Data to process:
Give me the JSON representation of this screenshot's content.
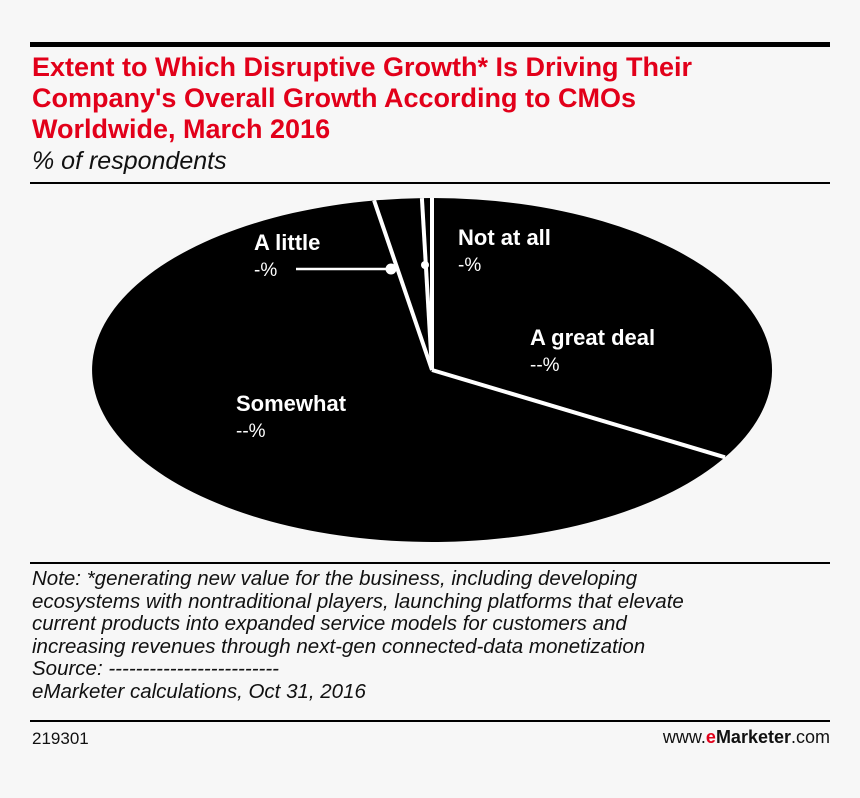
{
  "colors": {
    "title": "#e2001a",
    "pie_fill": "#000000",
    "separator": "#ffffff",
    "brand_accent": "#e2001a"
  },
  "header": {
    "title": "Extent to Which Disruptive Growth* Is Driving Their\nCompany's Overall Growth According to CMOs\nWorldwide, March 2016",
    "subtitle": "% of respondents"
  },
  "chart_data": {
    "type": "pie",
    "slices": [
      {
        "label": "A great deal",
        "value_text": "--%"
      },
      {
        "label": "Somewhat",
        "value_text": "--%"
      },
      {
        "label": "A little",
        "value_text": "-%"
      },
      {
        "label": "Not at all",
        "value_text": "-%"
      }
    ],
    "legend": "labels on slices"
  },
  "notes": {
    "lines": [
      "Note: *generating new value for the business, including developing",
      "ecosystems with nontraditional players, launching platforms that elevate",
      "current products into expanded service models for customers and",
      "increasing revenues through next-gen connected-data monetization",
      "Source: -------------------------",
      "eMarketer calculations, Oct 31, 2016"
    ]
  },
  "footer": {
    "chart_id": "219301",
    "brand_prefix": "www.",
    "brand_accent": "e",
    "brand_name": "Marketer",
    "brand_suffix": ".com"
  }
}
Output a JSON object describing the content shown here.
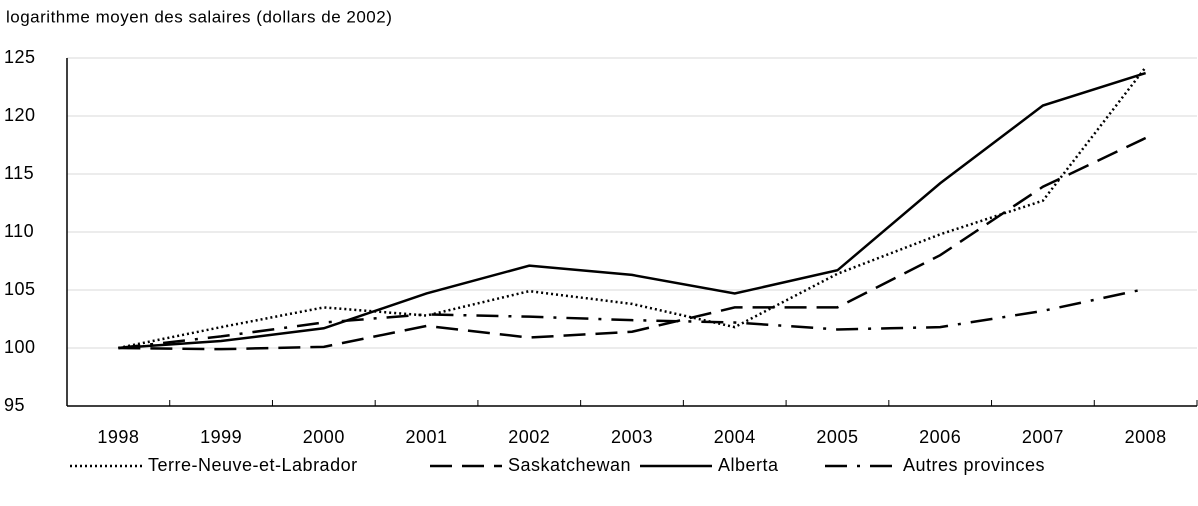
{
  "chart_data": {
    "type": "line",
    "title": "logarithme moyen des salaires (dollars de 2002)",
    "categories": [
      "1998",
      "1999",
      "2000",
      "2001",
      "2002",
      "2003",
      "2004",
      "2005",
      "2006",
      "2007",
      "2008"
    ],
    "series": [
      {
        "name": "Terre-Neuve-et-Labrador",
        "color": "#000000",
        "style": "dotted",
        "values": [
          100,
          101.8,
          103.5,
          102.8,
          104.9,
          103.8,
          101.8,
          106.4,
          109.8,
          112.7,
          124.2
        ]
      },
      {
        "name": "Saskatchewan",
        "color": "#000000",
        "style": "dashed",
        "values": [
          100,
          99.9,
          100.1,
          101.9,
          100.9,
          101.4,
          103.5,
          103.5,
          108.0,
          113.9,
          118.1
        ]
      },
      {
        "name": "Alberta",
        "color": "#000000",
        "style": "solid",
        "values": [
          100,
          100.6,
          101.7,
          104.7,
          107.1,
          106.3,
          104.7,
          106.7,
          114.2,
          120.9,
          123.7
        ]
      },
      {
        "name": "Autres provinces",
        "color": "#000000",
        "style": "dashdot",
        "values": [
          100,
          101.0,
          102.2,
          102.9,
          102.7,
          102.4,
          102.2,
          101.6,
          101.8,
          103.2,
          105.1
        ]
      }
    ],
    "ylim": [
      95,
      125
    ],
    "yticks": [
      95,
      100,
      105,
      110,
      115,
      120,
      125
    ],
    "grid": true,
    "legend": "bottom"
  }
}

What you are asked to do: From the listing, copy each line containing the word "content".

Solution for this problem:
Give me the JSON representation of this screenshot's content.
Output a JSON object describing the content shown here.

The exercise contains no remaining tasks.